• [Aim]:
Transcribe each record below word for word.

Stored entries:
▽
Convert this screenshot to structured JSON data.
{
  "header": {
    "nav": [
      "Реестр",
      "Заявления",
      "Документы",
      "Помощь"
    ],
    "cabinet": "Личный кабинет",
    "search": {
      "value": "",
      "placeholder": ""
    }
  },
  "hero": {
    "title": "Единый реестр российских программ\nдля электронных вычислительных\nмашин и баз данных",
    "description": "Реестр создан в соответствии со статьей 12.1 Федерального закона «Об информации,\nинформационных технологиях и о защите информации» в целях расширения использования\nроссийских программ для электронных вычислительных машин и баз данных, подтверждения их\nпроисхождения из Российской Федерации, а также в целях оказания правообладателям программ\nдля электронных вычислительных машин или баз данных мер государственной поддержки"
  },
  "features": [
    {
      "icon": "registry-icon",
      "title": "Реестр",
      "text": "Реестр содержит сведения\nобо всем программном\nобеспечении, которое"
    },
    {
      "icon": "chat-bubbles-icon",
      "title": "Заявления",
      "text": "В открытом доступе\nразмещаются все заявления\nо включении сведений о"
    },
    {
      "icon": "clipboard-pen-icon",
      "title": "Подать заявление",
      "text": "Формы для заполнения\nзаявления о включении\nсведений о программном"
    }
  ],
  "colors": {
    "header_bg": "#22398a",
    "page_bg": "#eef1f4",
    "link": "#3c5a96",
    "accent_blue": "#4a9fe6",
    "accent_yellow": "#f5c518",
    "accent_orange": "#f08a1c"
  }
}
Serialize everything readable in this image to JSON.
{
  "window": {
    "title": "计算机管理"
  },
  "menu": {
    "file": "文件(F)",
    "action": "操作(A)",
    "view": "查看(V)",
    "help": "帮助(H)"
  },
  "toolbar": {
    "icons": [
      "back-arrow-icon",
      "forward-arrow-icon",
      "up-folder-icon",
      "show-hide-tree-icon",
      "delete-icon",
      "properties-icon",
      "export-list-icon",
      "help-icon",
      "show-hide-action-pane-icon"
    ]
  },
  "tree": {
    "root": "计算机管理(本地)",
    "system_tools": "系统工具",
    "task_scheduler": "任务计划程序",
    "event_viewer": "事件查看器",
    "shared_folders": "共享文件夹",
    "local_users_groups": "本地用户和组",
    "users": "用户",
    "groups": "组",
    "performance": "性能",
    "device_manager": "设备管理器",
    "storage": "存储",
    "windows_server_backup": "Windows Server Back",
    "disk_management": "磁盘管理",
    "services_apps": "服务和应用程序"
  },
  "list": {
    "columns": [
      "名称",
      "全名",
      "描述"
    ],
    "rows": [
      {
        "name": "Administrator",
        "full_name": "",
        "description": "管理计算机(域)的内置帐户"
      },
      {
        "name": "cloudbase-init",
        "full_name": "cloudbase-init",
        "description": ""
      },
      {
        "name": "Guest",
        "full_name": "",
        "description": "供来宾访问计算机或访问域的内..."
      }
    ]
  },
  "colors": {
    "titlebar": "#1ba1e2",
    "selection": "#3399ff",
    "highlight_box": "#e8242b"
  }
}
△
• [Worked answer]:
Convert this screenshot to structured JSON data.
{
  "header": {
    "nav": [
      "Реестр",
      "Заявления",
      "Документы",
      "Помощь"
    ],
    "cabinet": "Личный кабинет",
    "search": {
      "value": "",
      "placeholder": ""
    }
  },
  "hero": {
    "title": "Единый реестр российских программ\nдля электронных вычислительных\nмашин и баз данных",
    "description": "Реестр создан в соответствии со статьей 12.1 Федерального закона «Об информации,\nинформационных технологиях и о защите информации» в целях расширения использования\nроссийских программ для электронных вычислительных машин и баз данных, подтверждения их\nпроисхождения из Российской Федерации, а также в целях оказания правообладателям программ\nдля электронных вычислительных машин или баз данных мер государственной поддержки"
  },
  "features": [
    {
      "icon": "registry-icon",
      "title": "Реестр",
      "text": "Реестр содержит сведения\nобо всем программном\nобеспечении, которое"
    },
    {
      "icon": "chat-bubbles-icon",
      "title": "Заявления",
      "text": "В открытом доступе\nразмещаются все заявления\nо включении сведений о"
    },
    {
      "icon": "clipboard-pen-icon",
      "title": "Подать заявление",
      "text": "Формы для заполнения\nзаявления о включении\nсведений о программном"
    }
  ],
  "colors": {
    "header_bg": "#22398a",
    "page_bg": "#eef1f4",
    "link": "#3c5a96",
    "accent_blue": "#4a9fe6",
    "accent_yellow": "#f5c518",
    "accent_orange": "#f08a1c"
  }
}
Serialize everything readable in this image to JSON.
{
  "window": {
    "title": "计算机管理"
  },
  "menu": {
    "file": "文件(F)",
    "action": "操作(A)",
    "view": "查看(V)",
    "help": "帮助(H)"
  },
  "toolbar": {
    "icons": [
      "back-arrow-icon",
      "forward-arrow-icon",
      "up-folder-icon",
      "show-hide-tree-icon",
      "delete-icon",
      "properties-icon",
      "export-list-icon",
      "help-icon",
      "show-hide-action-pane-icon"
    ]
  },
  "tree": {
    "root": "计算机管理(本地)",
    "system_tools": "系统工具",
    "task_scheduler": "任务计划程序",
    "event_viewer": "事件查看器",
    "shared_folders": "共享文件夹",
    "local_users_groups": "本地用户和组",
    "users": "用户",
    "groups": "组",
    "performance": "性能",
    "device_manager": "设备管理器",
    "storage": "存储",
    "windows_server_backup": "Windows Server Back",
    "disk_management": "磁盘管理",
    "services_apps": "服务和应用程序"
  },
  "list": {
    "columns": [
      "名称",
      "全名",
      "描述"
    ],
    "rows": [
      {
        "name": "Administrator",
        "full_name": "",
        "description": "管理计算机(域)的内置帐户"
      },
      {
        "name": "cloudbase-init",
        "full_name": "cloudbase-init",
        "description": ""
      },
      {
        "name": "Guest",
        "full_name": "",
        "description": "供来宾访问计算机或访问域的内..."
      }
    ]
  },
  "colors": {
    "titlebar": "#1ba1e2",
    "selection": "#3399ff",
    "highlight_box": "#e8242b"
  }
}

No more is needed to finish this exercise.